[start of EXERCISE DATA]

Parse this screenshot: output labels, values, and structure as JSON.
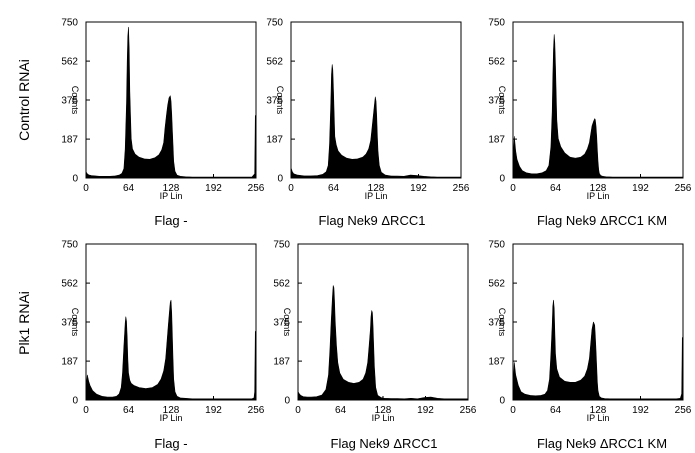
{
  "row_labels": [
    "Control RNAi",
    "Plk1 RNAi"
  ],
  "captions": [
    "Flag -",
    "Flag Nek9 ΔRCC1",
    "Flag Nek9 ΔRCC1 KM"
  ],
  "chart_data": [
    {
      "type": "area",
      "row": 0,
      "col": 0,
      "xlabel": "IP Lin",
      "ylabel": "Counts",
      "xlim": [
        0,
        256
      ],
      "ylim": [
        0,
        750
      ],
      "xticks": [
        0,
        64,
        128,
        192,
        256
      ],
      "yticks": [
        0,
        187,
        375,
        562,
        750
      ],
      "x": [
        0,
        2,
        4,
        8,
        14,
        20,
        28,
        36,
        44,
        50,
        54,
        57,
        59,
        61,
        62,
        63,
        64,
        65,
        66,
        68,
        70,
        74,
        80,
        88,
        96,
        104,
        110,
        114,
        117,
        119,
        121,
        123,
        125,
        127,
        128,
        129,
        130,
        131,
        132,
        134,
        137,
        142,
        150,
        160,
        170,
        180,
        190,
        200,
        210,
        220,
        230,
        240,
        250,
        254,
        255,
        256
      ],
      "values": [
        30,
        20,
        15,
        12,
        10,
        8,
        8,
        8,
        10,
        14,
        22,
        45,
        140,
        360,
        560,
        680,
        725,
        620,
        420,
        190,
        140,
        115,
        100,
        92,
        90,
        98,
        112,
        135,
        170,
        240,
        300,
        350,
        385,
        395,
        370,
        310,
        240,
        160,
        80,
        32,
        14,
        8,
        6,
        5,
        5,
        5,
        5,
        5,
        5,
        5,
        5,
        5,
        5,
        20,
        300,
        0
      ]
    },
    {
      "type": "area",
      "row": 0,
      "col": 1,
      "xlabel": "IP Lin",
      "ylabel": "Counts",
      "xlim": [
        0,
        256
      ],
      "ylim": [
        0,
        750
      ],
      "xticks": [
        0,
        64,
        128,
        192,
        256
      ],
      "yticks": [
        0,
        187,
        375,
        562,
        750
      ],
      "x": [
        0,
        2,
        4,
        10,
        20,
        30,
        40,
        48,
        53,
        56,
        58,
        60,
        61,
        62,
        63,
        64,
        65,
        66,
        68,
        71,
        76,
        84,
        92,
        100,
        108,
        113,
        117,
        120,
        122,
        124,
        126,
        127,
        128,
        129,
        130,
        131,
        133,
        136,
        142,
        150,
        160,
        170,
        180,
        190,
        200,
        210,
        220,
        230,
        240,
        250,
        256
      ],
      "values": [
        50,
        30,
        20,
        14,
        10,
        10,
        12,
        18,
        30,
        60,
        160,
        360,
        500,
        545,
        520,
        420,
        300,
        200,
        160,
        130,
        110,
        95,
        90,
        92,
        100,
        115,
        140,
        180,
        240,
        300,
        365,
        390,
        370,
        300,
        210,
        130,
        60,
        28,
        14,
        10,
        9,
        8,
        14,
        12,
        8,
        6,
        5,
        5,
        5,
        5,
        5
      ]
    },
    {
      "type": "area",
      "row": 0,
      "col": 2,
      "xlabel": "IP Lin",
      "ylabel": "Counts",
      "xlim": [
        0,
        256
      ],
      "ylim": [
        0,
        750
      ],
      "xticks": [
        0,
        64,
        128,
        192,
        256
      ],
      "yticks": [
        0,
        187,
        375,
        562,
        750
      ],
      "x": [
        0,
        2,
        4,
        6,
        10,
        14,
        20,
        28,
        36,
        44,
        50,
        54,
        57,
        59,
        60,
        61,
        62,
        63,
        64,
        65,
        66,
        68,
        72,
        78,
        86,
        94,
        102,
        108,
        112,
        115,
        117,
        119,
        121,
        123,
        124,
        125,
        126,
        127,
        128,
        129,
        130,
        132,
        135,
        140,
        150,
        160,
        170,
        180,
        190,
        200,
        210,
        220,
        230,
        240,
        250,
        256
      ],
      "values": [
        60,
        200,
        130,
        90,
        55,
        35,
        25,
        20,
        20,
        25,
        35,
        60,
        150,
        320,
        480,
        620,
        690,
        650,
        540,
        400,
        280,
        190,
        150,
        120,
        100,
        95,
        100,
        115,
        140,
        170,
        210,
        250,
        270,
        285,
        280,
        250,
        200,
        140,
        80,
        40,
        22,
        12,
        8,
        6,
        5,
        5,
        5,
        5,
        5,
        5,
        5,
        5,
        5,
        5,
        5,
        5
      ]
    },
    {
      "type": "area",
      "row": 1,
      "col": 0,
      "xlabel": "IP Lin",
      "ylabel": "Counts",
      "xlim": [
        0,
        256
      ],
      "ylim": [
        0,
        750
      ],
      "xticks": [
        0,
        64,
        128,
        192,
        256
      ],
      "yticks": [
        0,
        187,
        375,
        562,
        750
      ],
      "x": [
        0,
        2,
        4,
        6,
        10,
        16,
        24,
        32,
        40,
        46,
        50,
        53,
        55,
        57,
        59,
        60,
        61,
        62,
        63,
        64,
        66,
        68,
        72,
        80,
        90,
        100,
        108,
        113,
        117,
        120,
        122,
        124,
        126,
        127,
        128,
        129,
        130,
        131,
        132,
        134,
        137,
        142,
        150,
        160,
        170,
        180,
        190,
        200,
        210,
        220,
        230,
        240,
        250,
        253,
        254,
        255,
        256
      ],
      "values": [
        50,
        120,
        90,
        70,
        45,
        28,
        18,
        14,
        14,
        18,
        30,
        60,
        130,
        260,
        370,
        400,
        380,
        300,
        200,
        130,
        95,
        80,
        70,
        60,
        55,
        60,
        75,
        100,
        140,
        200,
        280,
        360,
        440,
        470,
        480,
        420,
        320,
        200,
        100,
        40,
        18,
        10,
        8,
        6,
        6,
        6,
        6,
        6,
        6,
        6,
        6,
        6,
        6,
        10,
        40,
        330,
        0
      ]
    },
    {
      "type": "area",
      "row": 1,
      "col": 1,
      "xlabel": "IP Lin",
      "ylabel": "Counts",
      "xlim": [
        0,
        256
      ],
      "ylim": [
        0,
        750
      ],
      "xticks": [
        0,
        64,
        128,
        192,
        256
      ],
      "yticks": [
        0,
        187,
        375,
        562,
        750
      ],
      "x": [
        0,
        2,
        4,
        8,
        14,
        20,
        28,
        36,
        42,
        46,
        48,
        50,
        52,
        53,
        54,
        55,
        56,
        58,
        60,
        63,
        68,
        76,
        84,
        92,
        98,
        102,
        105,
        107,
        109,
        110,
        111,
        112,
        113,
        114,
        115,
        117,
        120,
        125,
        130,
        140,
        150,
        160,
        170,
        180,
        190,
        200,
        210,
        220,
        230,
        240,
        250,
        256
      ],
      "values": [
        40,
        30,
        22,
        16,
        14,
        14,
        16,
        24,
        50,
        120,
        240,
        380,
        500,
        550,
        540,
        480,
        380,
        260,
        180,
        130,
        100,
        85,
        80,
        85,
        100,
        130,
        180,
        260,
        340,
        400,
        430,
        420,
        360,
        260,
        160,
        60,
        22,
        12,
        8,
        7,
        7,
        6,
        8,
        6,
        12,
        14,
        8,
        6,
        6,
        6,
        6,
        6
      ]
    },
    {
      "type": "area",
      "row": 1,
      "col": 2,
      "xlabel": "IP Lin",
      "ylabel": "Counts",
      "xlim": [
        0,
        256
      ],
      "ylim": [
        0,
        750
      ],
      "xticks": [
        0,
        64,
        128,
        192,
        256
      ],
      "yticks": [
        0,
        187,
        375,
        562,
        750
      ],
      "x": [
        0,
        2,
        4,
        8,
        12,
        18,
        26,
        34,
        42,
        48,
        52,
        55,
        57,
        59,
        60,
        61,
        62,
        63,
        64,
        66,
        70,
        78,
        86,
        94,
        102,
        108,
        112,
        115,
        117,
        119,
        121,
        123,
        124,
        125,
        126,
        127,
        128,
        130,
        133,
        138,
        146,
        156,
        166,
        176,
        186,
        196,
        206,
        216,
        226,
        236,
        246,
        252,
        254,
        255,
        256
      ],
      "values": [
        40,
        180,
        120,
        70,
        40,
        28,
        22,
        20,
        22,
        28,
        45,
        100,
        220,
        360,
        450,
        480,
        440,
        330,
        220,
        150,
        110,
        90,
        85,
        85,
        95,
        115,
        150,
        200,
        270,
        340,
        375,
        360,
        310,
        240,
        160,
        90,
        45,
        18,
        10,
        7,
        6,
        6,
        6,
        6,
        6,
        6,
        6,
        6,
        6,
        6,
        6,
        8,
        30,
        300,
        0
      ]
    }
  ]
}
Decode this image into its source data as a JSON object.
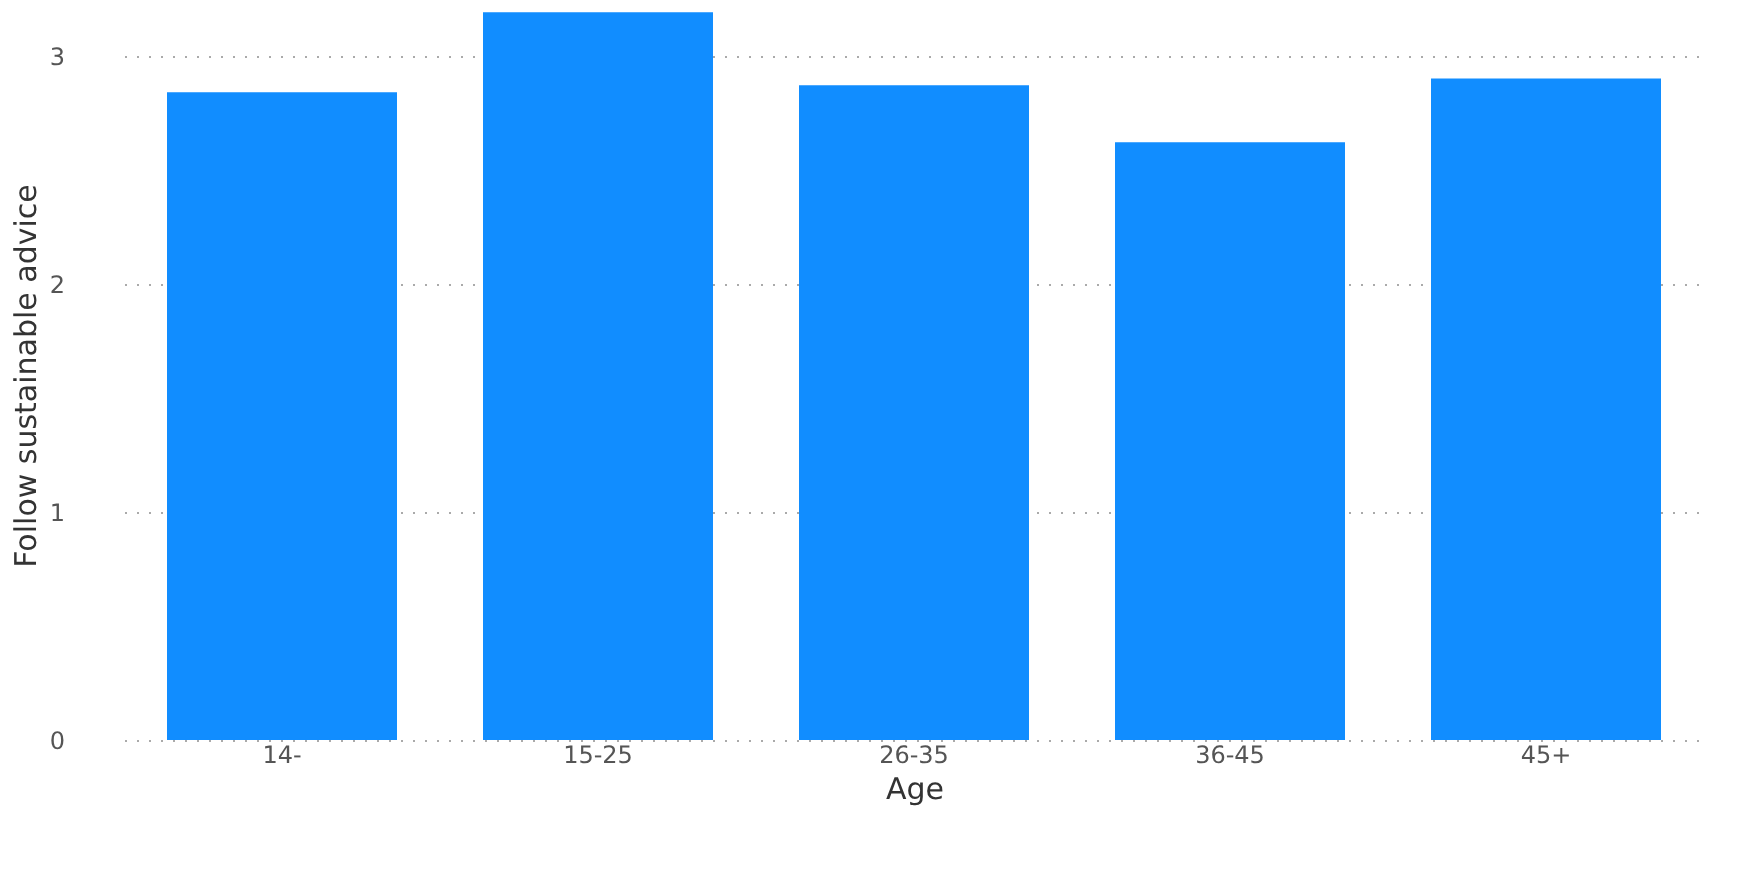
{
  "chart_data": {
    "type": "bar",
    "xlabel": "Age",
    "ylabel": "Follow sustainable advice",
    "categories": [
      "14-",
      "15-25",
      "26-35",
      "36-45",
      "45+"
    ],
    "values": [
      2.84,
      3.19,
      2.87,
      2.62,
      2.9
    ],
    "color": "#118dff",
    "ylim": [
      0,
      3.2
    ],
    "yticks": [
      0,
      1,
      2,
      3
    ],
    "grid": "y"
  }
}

[end of EXERCISE DATA]

■ **WHAT THE EXERCISE ASKS**:
Check each line of the entries above for the word "JSON". List the ones that have it.

■ **WORKED ANSWER**:
Parse this screenshot: output labels, values, and structure as JSON.
Decode this image into its source data as a JSON object.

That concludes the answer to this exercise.